- **Stated exercise**
Of all the lines in this data, how many include "лицами"? Respond with the number only.

<<<<

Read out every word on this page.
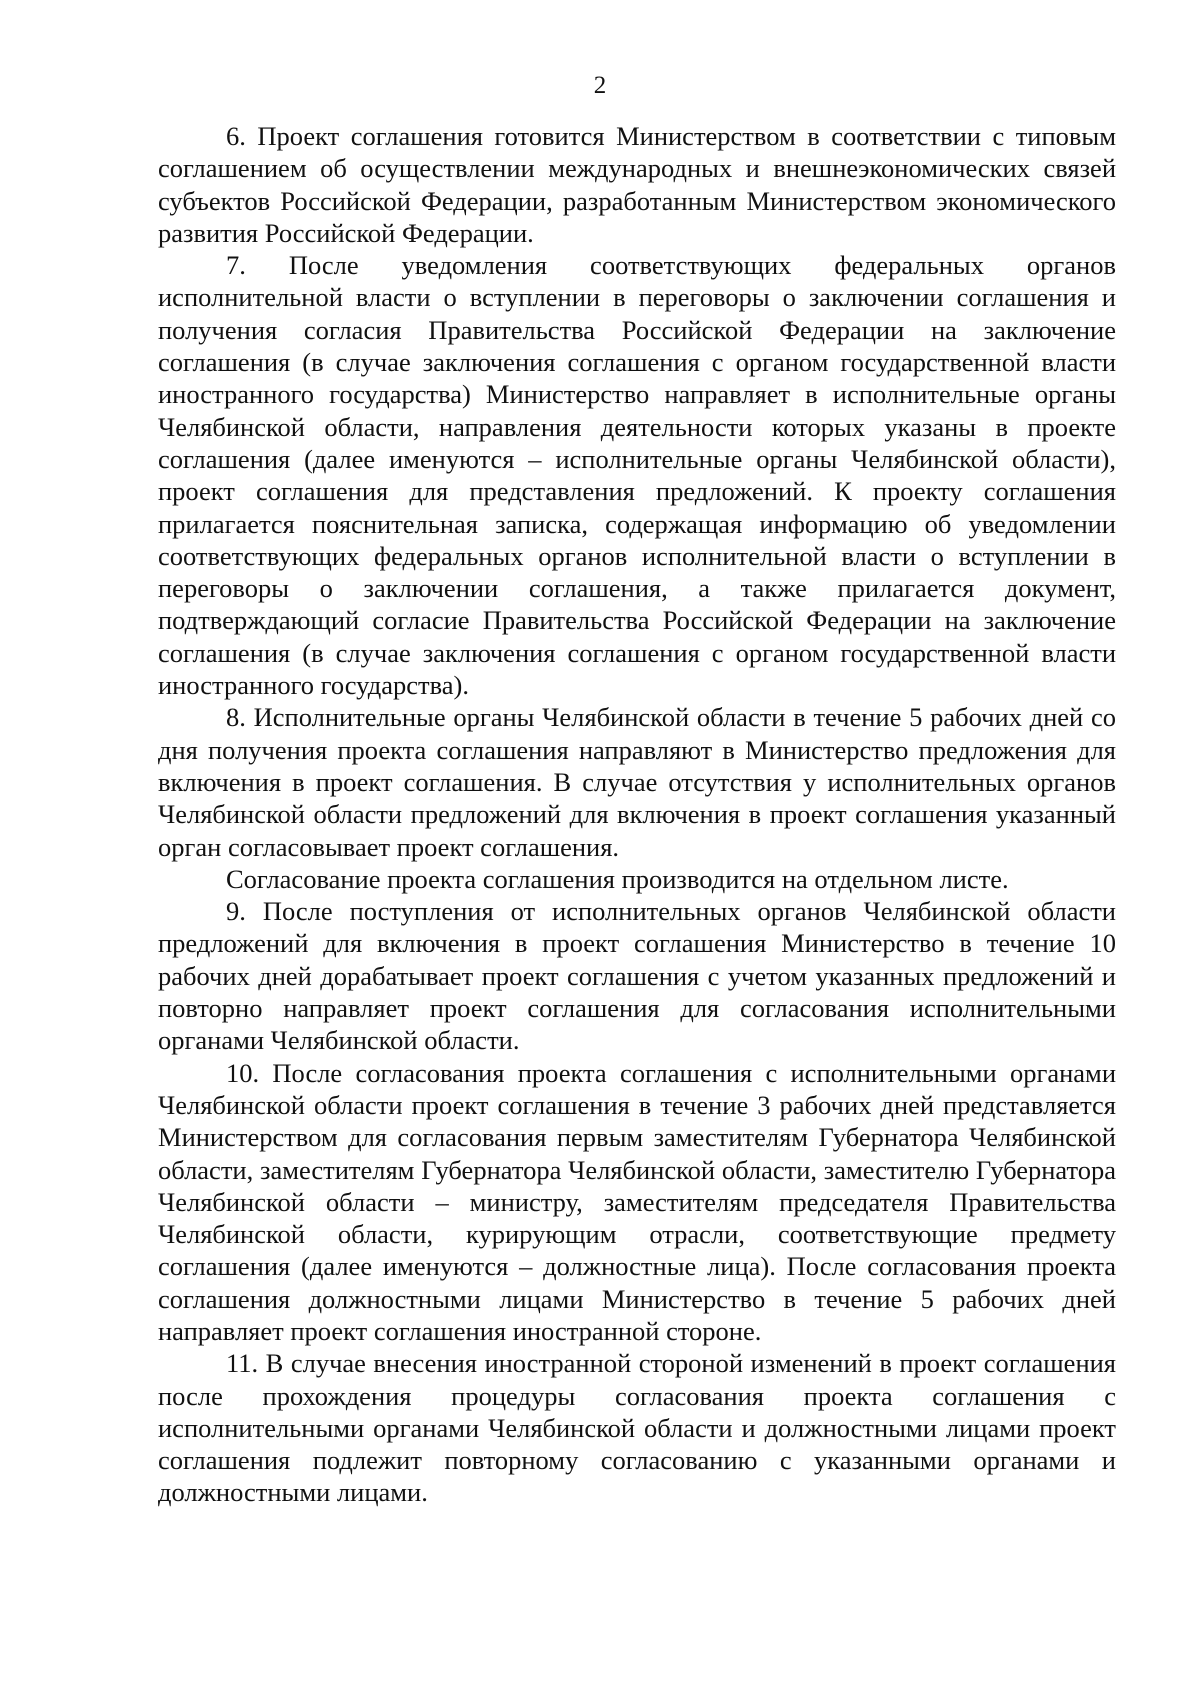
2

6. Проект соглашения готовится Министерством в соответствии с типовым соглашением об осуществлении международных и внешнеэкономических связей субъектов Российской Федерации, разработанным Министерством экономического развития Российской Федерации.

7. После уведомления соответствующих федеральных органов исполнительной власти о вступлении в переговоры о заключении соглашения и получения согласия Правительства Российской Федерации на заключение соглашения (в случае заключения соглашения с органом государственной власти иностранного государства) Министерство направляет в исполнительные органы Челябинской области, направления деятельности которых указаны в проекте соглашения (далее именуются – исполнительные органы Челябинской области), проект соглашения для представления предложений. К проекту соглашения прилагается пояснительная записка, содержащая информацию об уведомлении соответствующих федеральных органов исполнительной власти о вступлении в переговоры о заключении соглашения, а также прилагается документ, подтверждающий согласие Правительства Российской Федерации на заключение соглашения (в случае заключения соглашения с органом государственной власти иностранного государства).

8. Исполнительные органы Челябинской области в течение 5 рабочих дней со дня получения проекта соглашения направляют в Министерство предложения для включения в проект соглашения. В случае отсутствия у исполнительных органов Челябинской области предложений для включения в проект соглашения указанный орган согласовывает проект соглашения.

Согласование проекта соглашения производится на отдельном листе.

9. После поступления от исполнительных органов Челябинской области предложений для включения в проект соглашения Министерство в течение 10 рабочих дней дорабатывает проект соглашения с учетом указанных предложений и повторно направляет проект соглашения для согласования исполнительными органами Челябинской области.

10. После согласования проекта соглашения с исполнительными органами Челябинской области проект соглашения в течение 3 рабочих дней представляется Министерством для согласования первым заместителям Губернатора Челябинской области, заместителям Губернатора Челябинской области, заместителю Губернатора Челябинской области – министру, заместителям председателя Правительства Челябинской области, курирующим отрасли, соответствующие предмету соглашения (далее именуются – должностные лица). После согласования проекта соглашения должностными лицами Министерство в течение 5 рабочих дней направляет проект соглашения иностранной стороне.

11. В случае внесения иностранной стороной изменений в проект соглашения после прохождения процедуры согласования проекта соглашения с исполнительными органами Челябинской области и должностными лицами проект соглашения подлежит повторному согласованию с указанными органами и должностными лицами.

>>>>

- **Exercise result**
2